Problem to solve: Quote every one of the rows below verbatim, leaving out the pictures.

^^^^

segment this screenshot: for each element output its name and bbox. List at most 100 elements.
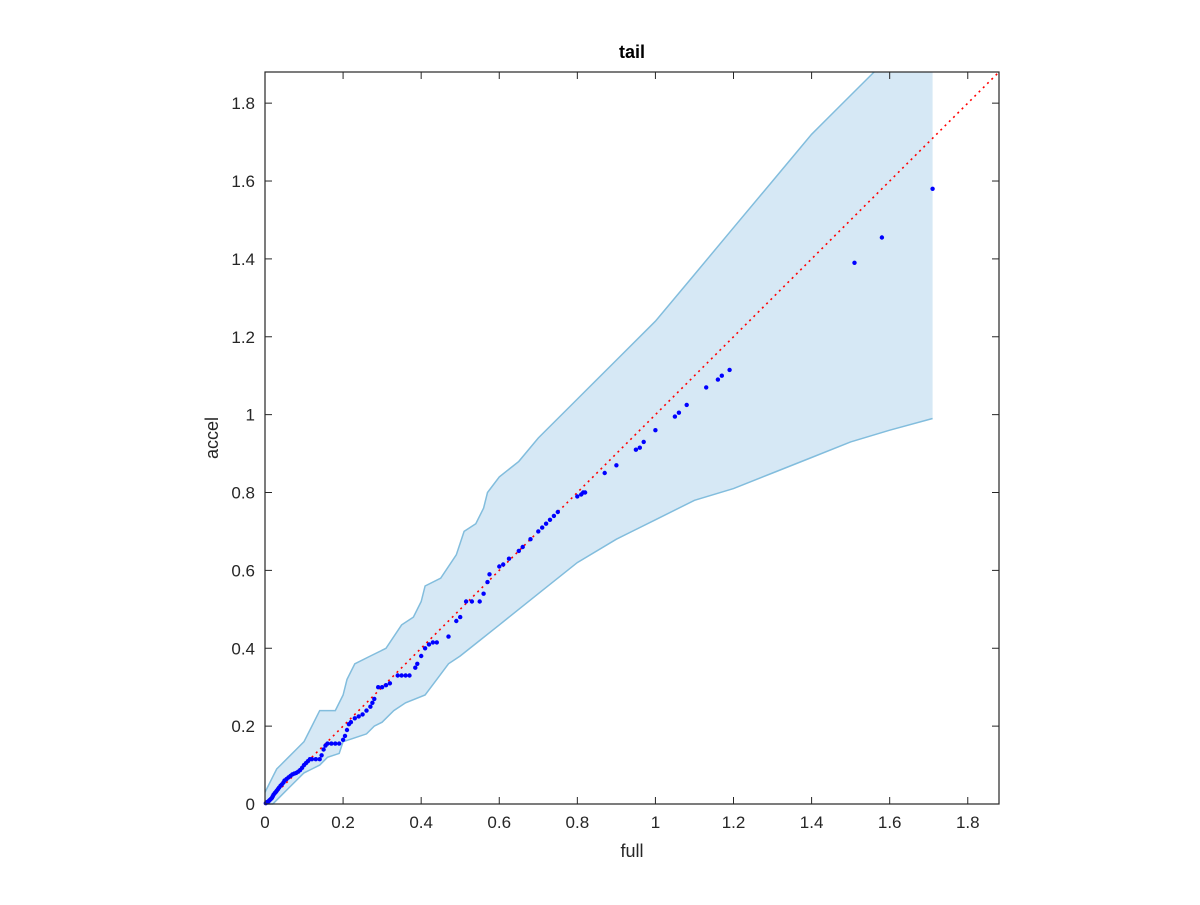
data-point	[930, 186, 935, 191]
data-point	[342, 733, 348, 739]
data-point	[348, 720, 354, 725]
y-axis-label: accel	[202, 417, 222, 459]
data-point	[582, 490, 588, 495]
data-point	[407, 673, 412, 678]
data-point	[506, 556, 512, 561]
data-point	[370, 700, 375, 705]
data-point	[727, 367, 732, 373]
data-point	[653, 428, 658, 433]
data-point	[641, 439, 646, 445]
data-point	[485, 579, 490, 585]
x-tick-label: 1.8	[956, 813, 980, 832]
data-point	[313, 757, 318, 762]
data-point	[446, 634, 451, 639]
x-tick-label: 1	[651, 813, 660, 832]
data-point	[422, 646, 428, 651]
data-point	[413, 665, 418, 670]
data-point	[364, 708, 369, 713]
data-point	[319, 753, 324, 758]
y-tick-label: 0	[246, 795, 255, 814]
data-point	[879, 235, 885, 240]
data-point	[497, 564, 502, 569]
x-tick-label: 0.4	[409, 813, 433, 832]
data-point	[376, 685, 381, 690]
data-point	[329, 741, 334, 746]
chart-title: tail	[619, 42, 645, 62]
axes-box	[264, 71, 1000, 805]
data-point	[481, 591, 486, 596]
data-point	[575, 494, 580, 499]
y-tick-label: 1.6	[231, 172, 255, 191]
data-point	[614, 463, 619, 468]
data-point	[325, 741, 330, 746]
x-tick-label: 0	[260, 813, 269, 832]
x-tick-label: 0.6	[487, 813, 511, 832]
data-point	[337, 741, 342, 746]
data-point	[719, 373, 724, 378]
axes-frame	[264, 71, 1000, 805]
data-point	[684, 402, 689, 408]
y-tick-label: 1	[246, 406, 255, 425]
data-point	[387, 681, 393, 686]
data-point	[477, 599, 482, 604]
y-tick-label: 1.2	[231, 328, 255, 347]
data-point	[676, 410, 682, 415]
data-point	[528, 537, 533, 542]
data-point	[403, 673, 408, 678]
data-points	[263, 186, 935, 806]
confidence-band	[265, 72, 933, 804]
x-tick-label: 1.2	[722, 813, 746, 832]
data-point	[383, 683, 389, 688]
confidence-band-upper-edge	[264, 71, 875, 793]
confidence-band-lower-edge	[265, 417, 933, 805]
y-tick-label: 0.2	[231, 717, 255, 736]
data-point	[469, 599, 475, 604]
data-point	[309, 757, 315, 762]
data-point	[543, 521, 549, 526]
data-point	[487, 572, 492, 577]
data-point	[540, 525, 545, 530]
y-tick-label: 0.4	[231, 639, 255, 658]
data-point	[463, 599, 469, 604]
data-point	[501, 562, 506, 567]
data-point	[536, 529, 541, 534]
data-point	[419, 653, 424, 659]
data-point	[516, 548, 521, 554]
y-tick-label: 1.4	[231, 250, 255, 269]
data-point	[356, 714, 361, 719]
data-point	[426, 642, 432, 647]
data-point	[344, 727, 350, 733]
y-tick-label: 0.8	[231, 484, 255, 503]
data-point	[415, 661, 420, 666]
plot-area	[263, 71, 1000, 806]
data-point	[672, 414, 678, 419]
data-point	[704, 385, 709, 390]
x-tick-label: 0.8	[566, 813, 590, 832]
x-tick-label: 1.6	[878, 813, 902, 832]
data-point	[637, 445, 642, 450]
data-point	[317, 757, 322, 762]
data-point	[434, 640, 439, 645]
data-point	[715, 377, 721, 382]
data-point	[551, 513, 557, 519]
x-axis-ticks: 0 0.2 0.4 0.6 0.8 1 1.2 1.4 1.6 1.8	[260, 72, 980, 832]
data-point	[379, 685, 385, 690]
data-point	[340, 737, 346, 742]
data-point	[458, 614, 463, 620]
data-point	[430, 640, 436, 645]
data-point	[852, 260, 857, 265]
data-point	[333, 741, 338, 746]
data-point	[555, 509, 560, 515]
data-point	[454, 618, 459, 624]
data-point	[547, 517, 553, 522]
data-point	[321, 747, 326, 752]
data-point	[399, 673, 404, 678]
data-point	[352, 716, 357, 721]
data-point	[633, 447, 639, 452]
data-point	[368, 704, 373, 709]
data-point	[360, 712, 365, 717]
data-point	[602, 470, 607, 476]
data-point	[395, 673, 400, 678]
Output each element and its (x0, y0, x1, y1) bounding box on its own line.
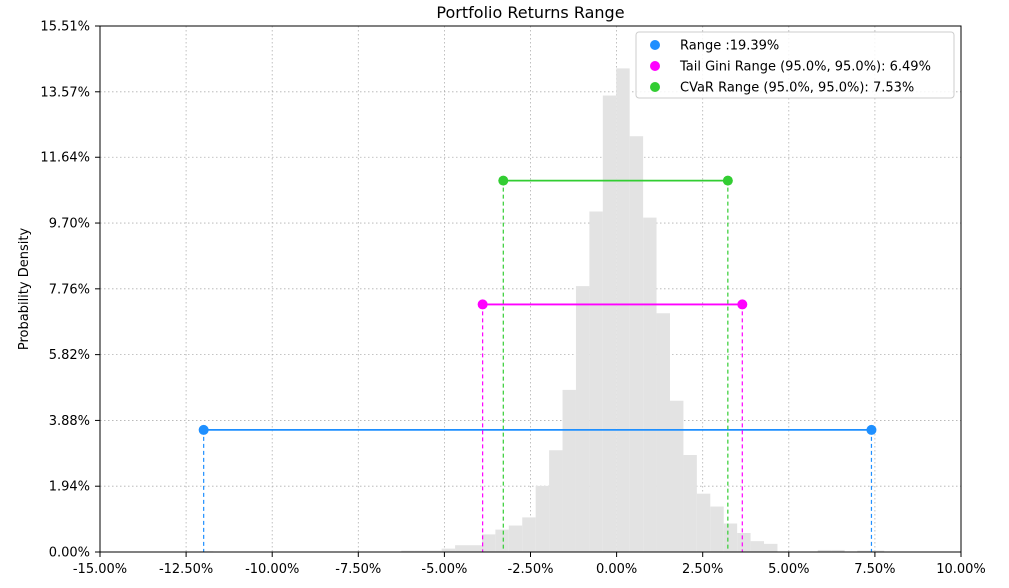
x-tick-label: 2.50% (682, 562, 723, 577)
range-left-marker (199, 425, 209, 435)
y-tick-label: 5.82% (49, 348, 90, 363)
chart-title: Portfolio Returns Range (436, 3, 624, 22)
y-tick-label: 13.57% (40, 85, 90, 100)
histogram-bar (482, 534, 495, 552)
histogram-bar (589, 212, 602, 552)
histogram-bar (710, 507, 723, 552)
range-left-marker (498, 176, 508, 186)
histogram-bar (549, 450, 562, 552)
histogram-bar (576, 286, 589, 552)
histogram-bar (536, 486, 549, 552)
y-tick-label: 11.64% (40, 151, 90, 166)
histogram-bar (630, 136, 643, 552)
legend-marker (650, 40, 660, 50)
y-tick-label: 0.00% (49, 546, 90, 561)
legend-label: CVaR Range (95.0%, 95.0%): 7.53% (680, 81, 914, 96)
x-axis-ticks: -15.00% -12.50% -10.00% -7.50% -5.00% -2.50% 0… (73, 552, 986, 577)
histogram-bar (563, 390, 576, 552)
x-tick-label: -2.50% (508, 562, 554, 577)
grid-layer (100, 26, 961, 552)
y-tick-label: 7.76% (49, 282, 90, 297)
range-left-marker (478, 299, 488, 309)
y-tick-label: 9.70% (49, 217, 90, 232)
legend-marker (650, 61, 660, 71)
x-tick-label: 10.00% (936, 562, 986, 577)
legend-label: Range :19.39% (680, 39, 779, 54)
y-tick-label: 1.94% (49, 480, 90, 495)
x-tick-label: 5.00% (768, 562, 809, 577)
histogram-bar (509, 526, 522, 552)
histogram-bar (751, 541, 764, 552)
histogram-bar (697, 494, 710, 552)
x-tick-label: -7.50% (335, 562, 381, 577)
histogram-bar (469, 545, 482, 552)
legend-marker (650, 82, 660, 92)
x-tick-label: -12.50% (159, 562, 213, 577)
x-tick-label: -15.00% (73, 562, 127, 577)
legend: Range :19.39% Tail Gini Range (95.0%, 95.… (636, 32, 954, 98)
y-tick-label: 3.88% (49, 414, 90, 429)
histogram-bar (737, 533, 750, 552)
x-tick-label: -5.00% (421, 562, 467, 577)
range-right-marker (737, 299, 747, 309)
y-tick-label: 15.51% (40, 20, 90, 35)
histogram-bar (442, 549, 455, 552)
x-tick-label: 0.00% (596, 562, 637, 577)
histogram-bar (670, 401, 683, 552)
histogram-bar (616, 68, 629, 552)
histogram-bar (683, 455, 696, 552)
histogram-bar (657, 313, 670, 552)
histogram-layer (200, 68, 884, 552)
histogram-bar (455, 545, 468, 552)
y-axis-label: Probability Density (17, 228, 32, 351)
x-tick-label: 7.50% (854, 562, 895, 577)
histogram-bar (764, 544, 777, 552)
histogram-bar (522, 517, 535, 552)
legend-label: Tail Gini Range (95.0%, 95.0%): 6.49% (679, 60, 931, 75)
histogram-bar (495, 530, 508, 552)
histogram-bar (724, 524, 737, 552)
range-right-marker (866, 425, 876, 435)
y-axis-ticks: 0.00% 1.94% 3.88% 5.82% 7.76% 9.70% 11.64% 13.5… (40, 20, 100, 561)
histogram-bar (643, 218, 656, 552)
range-right-marker (723, 176, 733, 186)
histogram-bar (603, 96, 616, 552)
x-tick-label: -10.00% (245, 562, 299, 577)
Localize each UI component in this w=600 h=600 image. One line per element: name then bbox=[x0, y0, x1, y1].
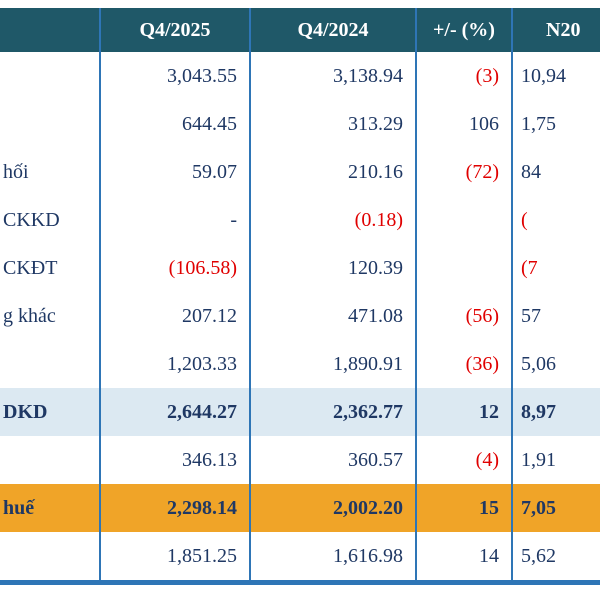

^^^^

Written response:
segment this screenshot: for each element output its name and bbox. List at most 100 elements.
data-point	[930, 186, 935, 191]
data-point	[342, 733, 348, 739]
data-point	[348, 720, 354, 725]
y-axis-label: accel	[202, 417, 222, 459]
data-point	[582, 490, 588, 495]
data-point	[407, 673, 412, 678]
data-point	[506, 556, 512, 561]
data-point	[370, 700, 375, 705]
data-point	[727, 367, 732, 373]
data-point	[653, 428, 658, 433]
data-point	[641, 439, 646, 445]
data-point	[485, 579, 490, 585]
x-tick-label: 1.8	[956, 813, 980, 832]
data-point	[313, 757, 318, 762]
data-point	[446, 634, 451, 639]
x-tick-label: 1	[651, 813, 660, 832]
data-point	[422, 646, 428, 651]
data-point	[413, 665, 418, 670]
data-point	[364, 708, 369, 713]
data-point	[319, 753, 324, 758]
y-tick-label: 0	[246, 795, 255, 814]
data-point	[879, 235, 885, 240]
data-point	[497, 564, 502, 569]
x-tick-label: 0.4	[409, 813, 433, 832]
data-point	[376, 685, 381, 690]
data-point	[329, 741, 334, 746]
chart-title: tail	[619, 42, 645, 62]
axes-box	[264, 71, 1000, 805]
data-point	[481, 591, 486, 596]
data-point	[575, 494, 580, 499]
y-tick-label: 1.6	[231, 172, 255, 191]
data-point	[614, 463, 619, 468]
data-point	[325, 741, 330, 746]
x-tick-label: 0	[260, 813, 269, 832]
x-tick-label: 0.6	[487, 813, 511, 832]
data-point	[337, 741, 342, 746]
data-point	[719, 373, 724, 378]
axes-frame	[264, 71, 1000, 805]
data-point	[684, 402, 689, 408]
y-tick-label: 1	[246, 406, 255, 425]
data-point	[387, 681, 393, 686]
data-point	[477, 599, 482, 604]
y-tick-label: 1.2	[231, 328, 255, 347]
data-point	[676, 410, 682, 415]
data-point	[528, 537, 533, 542]
data-point	[403, 673, 408, 678]
data-points	[263, 186, 935, 806]
confidence-band	[265, 72, 933, 804]
x-tick-label: 1.2	[722, 813, 746, 832]
data-point	[383, 683, 389, 688]
confidence-band-upper-edge	[264, 71, 875, 793]
confidence-band-lower-edge	[265, 417, 933, 805]
y-tick-label: 0.2	[231, 717, 255, 736]
data-point	[469, 599, 475, 604]
data-point	[309, 757, 315, 762]
data-point	[543, 521, 549, 526]
data-point	[487, 572, 492, 577]
data-point	[540, 525, 545, 530]
y-tick-label: 0.4	[231, 639, 255, 658]
data-point	[463, 599, 469, 604]
data-point	[501, 562, 506, 567]
data-point	[536, 529, 541, 534]
data-point	[419, 653, 424, 659]
data-point	[516, 548, 521, 554]
y-tick-label: 1.4	[231, 250, 255, 269]
data-point	[356, 714, 361, 719]
data-point	[426, 642, 432, 647]
data-point	[344, 727, 350, 733]
y-tick-label: 0.8	[231, 484, 255, 503]
data-point	[415, 661, 420, 666]
plot-area	[263, 71, 1000, 806]
data-point	[672, 414, 678, 419]
data-point	[704, 385, 709, 390]
x-tick-label: 0.8	[566, 813, 590, 832]
x-tick-label: 1.6	[878, 813, 902, 832]
data-point	[637, 445, 642, 450]
data-point	[317, 757, 322, 762]
data-point	[434, 640, 439, 645]
data-point	[715, 377, 721, 382]
data-point	[551, 513, 557, 519]
x-axis-ticks: 0 0.2 0.4 0.6 0.8 1 1.2 1.4 1.6 1.8	[260, 72, 980, 832]
data-point	[379, 685, 385, 690]
data-point	[340, 737, 346, 742]
data-point	[458, 614, 463, 620]
data-point	[430, 640, 436, 645]
data-point	[852, 260, 857, 265]
data-point	[333, 741, 338, 746]
data-point	[555, 509, 560, 515]
data-point	[454, 618, 459, 624]
data-point	[547, 517, 553, 522]
data-point	[321, 747, 326, 752]
data-point	[399, 673, 404, 678]
data-point	[352, 716, 357, 721]
data-point	[633, 447, 639, 452]
data-point	[368, 704, 373, 709]
data-point	[360, 712, 365, 717]
data-point	[602, 470, 607, 476]
data-point	[395, 673, 400, 678]
Output each element and its (x0, y0, x1, y1) bounding box on its own line.
x-tick-label: 2.50% (682, 562, 723, 577)
range-left-marker (199, 425, 209, 435)
y-tick-label: 5.82% (49, 348, 90, 363)
chart-title: Portfolio Returns Range (436, 3, 624, 22)
y-tick-label: 13.57% (40, 85, 90, 100)
histogram-bar (482, 534, 495, 552)
histogram-bar (589, 212, 602, 552)
histogram-bar (710, 507, 723, 552)
range-left-marker (498, 176, 508, 186)
histogram-bar (549, 450, 562, 552)
histogram-bar (576, 286, 589, 552)
histogram-bar (536, 486, 549, 552)
y-tick-label: 11.64% (40, 151, 90, 166)
histogram-bar (630, 136, 643, 552)
legend-marker (650, 40, 660, 50)
y-tick-label: 0.00% (49, 546, 90, 561)
legend-label: CVaR Range (95.0%, 95.0%): 7.53% (680, 81, 914, 96)
x-axis-ticks: -15.00% -12.50% -10.00% -7.50% -5.00% -2.50% 0… (73, 552, 986, 577)
histogram-bar (563, 390, 576, 552)
x-tick-label: -2.50% (508, 562, 554, 577)
grid-layer (100, 26, 961, 552)
y-tick-label: 7.76% (49, 282, 90, 297)
range-left-marker (478, 299, 488, 309)
y-tick-label: 9.70% (49, 217, 90, 232)
legend-marker (650, 61, 660, 71)
x-tick-label: 10.00% (936, 562, 986, 577)
legend-label: Range :19.39% (680, 39, 779, 54)
y-tick-label: 1.94% (49, 480, 90, 495)
x-tick-label: 5.00% (768, 562, 809, 577)
histogram-bar (509, 526, 522, 552)
histogram-bar (751, 541, 764, 552)
histogram-bar (697, 494, 710, 552)
x-tick-label: -7.50% (335, 562, 381, 577)
histogram-bar (469, 545, 482, 552)
legend-marker (650, 82, 660, 92)
x-tick-label: -12.50% (159, 562, 213, 577)
x-tick-label: -15.00% (73, 562, 127, 577)
legend: Range :19.39% Tail Gini Range (95.0%, 95.… (636, 32, 954, 98)
y-tick-label: 3.88% (49, 414, 90, 429)
histogram-bar (737, 533, 750, 552)
x-tick-label: -5.00% (421, 562, 467, 577)
range-right-marker (737, 299, 747, 309)
y-tick-label: 15.51% (40, 20, 90, 35)
histogram-bar (442, 549, 455, 552)
x-tick-label: 0.00% (596, 562, 637, 577)
histogram-bar (670, 401, 683, 552)
histogram-bar (616, 68, 629, 552)
histogram-bar (683, 455, 696, 552)
histogram-bar (657, 313, 670, 552)
histogram-layer (200, 68, 884, 552)
histogram-bar (455, 545, 468, 552)
y-axis-label: Probability Density (17, 228, 32, 351)
x-tick-label: 7.50% (854, 562, 895, 577)
histogram-bar (764, 544, 777, 552)
histogram-bar (522, 517, 535, 552)
legend-label: Tail Gini Range (95.0%, 95.0%): 6.49% (679, 60, 931, 75)
histogram-bar (495, 530, 508, 552)
histogram-bar (724, 524, 737, 552)
range-right-marker (866, 425, 876, 435)
y-axis-ticks: 0.00% 1.94% 3.88% 5.82% 7.76% 9.70% 11.64% 13.5… (40, 20, 100, 561)
histogram-bar (643, 218, 656, 552)
range-right-marker (723, 176, 733, 186)
histogram-bar (603, 96, 616, 552)
x-tick-label: -10.00% (245, 562, 299, 577)
Localize each UI component in this w=600 h=600 image. One line per element: name then bbox=[x0, y0, x1, y1].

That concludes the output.